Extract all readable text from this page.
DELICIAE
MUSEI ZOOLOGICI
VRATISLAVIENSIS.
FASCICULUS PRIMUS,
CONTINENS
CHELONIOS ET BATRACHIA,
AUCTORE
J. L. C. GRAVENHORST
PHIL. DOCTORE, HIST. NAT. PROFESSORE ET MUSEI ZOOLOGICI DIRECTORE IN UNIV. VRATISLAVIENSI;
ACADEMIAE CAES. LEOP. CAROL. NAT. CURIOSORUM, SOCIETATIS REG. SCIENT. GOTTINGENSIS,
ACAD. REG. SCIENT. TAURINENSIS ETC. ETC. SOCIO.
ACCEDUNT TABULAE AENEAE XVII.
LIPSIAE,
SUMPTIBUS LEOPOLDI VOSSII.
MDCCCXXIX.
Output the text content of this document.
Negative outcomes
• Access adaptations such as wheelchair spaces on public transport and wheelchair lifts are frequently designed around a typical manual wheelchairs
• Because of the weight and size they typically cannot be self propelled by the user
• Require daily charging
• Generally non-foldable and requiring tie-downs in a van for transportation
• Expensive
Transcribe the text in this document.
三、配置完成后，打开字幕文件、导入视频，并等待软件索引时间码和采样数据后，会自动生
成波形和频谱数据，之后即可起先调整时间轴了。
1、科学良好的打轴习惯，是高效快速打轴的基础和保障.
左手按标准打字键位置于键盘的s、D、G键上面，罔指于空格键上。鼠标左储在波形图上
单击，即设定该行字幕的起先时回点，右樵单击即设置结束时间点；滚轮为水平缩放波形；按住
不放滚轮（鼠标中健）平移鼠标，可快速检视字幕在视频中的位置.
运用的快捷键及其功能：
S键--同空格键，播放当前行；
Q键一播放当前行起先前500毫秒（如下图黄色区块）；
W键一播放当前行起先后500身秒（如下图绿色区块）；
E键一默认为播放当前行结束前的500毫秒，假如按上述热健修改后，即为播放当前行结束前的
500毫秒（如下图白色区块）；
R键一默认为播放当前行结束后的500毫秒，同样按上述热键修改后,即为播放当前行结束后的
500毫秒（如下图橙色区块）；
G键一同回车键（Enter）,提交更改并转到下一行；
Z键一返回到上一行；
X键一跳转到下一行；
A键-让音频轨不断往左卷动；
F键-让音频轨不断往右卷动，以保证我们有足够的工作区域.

## TASK
Your task is to repeat every entry exactly.

## ANSWER TO THE PROBLEM
Extract all readable text from this page.
DELICIAE
MUSEI ZOOLOGICI
VRATISLAVIENSIS.
FASCICULUS PRIMUS,
CONTINENS
CHELONIOS ET BATRACHIA,
AUCTORE
J. L. C. GRAVENHORST
PHIL. DOCTORE, HIST. NAT. PROFESSORE ET MUSEI ZOOLOGICI DIRECTORE IN UNIV. VRATISLAVIENSI;
ACADEMIAE CAES. LEOP. CAROL. NAT. CURIOSORUM, SOCIETATIS REG. SCIENT. GOTTINGENSIS,
ACAD. REG. SCIENT. TAURINENSIS ETC. ETC. SOCIO.
ACCEDUNT TABULAE AENEAE XVII.
LIPSIAE,
SUMPTIBUS LEOPOLDI VOSSII.
MDCCCXXIX.
Output the text content of this document.
Negative outcomes
• Access adaptations such as wheelchair spaces on public transport and wheelchair lifts are frequently designed around a typical manual wheelchairs
• Because of the weight and size they typically cannot be self propelled by the user
• Require daily charging
• Generally non-foldable and requiring tie-downs in a van for transportation
• Expensive
Transcribe the text in this document.
三、配置完成后，打开字幕文件、导入视频，并等待软件索引时间码和采样数据后，会自动生
成波形和频谱数据，之后即可起先调整时间轴了。
1、科学良好的打轴习惯，是高效快速打轴的基础和保障.
左手按标准打字键位置于键盘的s、D、G键上面，罔指于空格键上。鼠标左储在波形图上
单击，即设定该行字幕的起先时回点，右樵单击即设置结束时间点；滚轮为水平缩放波形；按住
不放滚轮（鼠标中健）平移鼠标，可快速检视字幕在视频中的位置.
运用的快捷键及其功能：
S键--同空格键，播放当前行；
Q键一播放当前行起先前500毫秒（如下图黄色区块）；
W键一播放当前行起先后500身秒（如下图绿色区块）；
E键一默认为播放当前行结束前的500毫秒，假如按上述热健修改后，即为播放当前行结束前的
500毫秒（如下图白色区块）；
R键一默认为播放当前行结束后的500毫秒，同样按上述热键修改后,即为播放当前行结束后的
500毫秒（如下图橙色区块）；
G键一同回车键（Enter）,提交更改并转到下一行；
Z键一返回到上一行；
X键一跳转到下一行；
A键-让音频轨不断往左卷动；
F键-让音频轨不断往右卷动，以保证我们有足够的工作区域.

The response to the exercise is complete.